What you are asked to do - Gather up all lines that carry the word "Institutions".
──────── Data for the task ────────
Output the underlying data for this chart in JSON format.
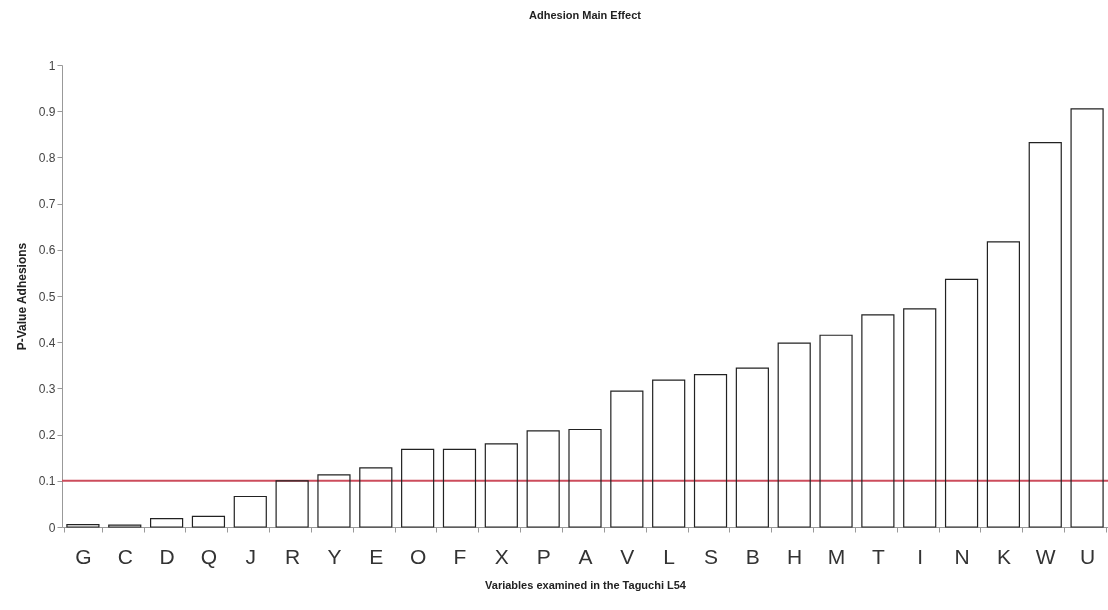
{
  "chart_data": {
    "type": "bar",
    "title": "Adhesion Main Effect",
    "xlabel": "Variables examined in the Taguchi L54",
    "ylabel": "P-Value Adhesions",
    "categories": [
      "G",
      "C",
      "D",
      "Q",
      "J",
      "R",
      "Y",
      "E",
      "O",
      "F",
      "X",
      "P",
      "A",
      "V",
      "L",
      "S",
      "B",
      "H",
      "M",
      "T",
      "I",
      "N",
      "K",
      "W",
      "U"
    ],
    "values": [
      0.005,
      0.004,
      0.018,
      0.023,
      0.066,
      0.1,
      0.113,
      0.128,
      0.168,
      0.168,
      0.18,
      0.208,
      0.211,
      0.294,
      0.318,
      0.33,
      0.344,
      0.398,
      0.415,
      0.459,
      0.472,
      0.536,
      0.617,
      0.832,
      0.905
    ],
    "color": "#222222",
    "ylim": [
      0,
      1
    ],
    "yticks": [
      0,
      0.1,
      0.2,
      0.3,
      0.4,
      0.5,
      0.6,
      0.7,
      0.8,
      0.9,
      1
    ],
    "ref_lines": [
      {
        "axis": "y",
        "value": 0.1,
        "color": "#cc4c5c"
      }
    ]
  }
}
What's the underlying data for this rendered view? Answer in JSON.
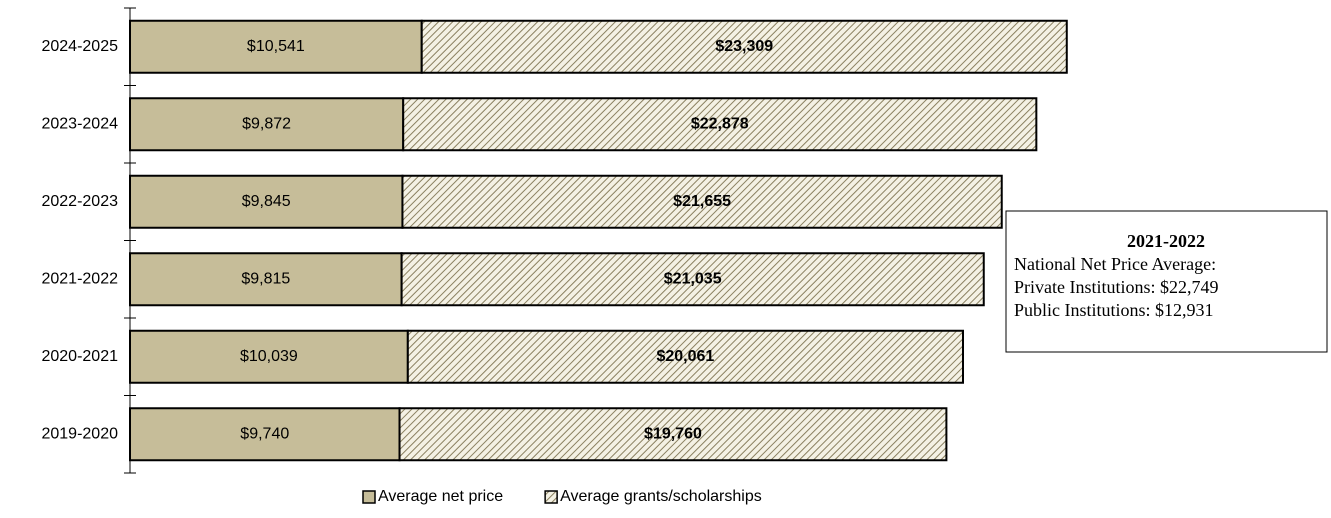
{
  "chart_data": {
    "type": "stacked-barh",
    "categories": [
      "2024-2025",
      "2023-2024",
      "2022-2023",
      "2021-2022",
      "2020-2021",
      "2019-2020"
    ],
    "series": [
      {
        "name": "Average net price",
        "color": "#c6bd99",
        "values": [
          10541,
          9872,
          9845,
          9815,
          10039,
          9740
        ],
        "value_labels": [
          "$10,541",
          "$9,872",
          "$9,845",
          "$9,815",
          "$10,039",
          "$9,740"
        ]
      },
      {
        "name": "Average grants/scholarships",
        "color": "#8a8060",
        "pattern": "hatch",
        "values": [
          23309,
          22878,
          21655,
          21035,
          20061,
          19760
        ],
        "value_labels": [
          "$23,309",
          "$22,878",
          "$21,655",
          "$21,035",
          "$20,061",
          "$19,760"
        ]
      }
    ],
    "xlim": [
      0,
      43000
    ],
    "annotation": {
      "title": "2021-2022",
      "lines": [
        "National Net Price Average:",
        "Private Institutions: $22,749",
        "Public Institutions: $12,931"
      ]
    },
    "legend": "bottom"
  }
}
────────
Correct answer -
        "Private Institutions: $22,749",
        "Public Institutions: $12,931"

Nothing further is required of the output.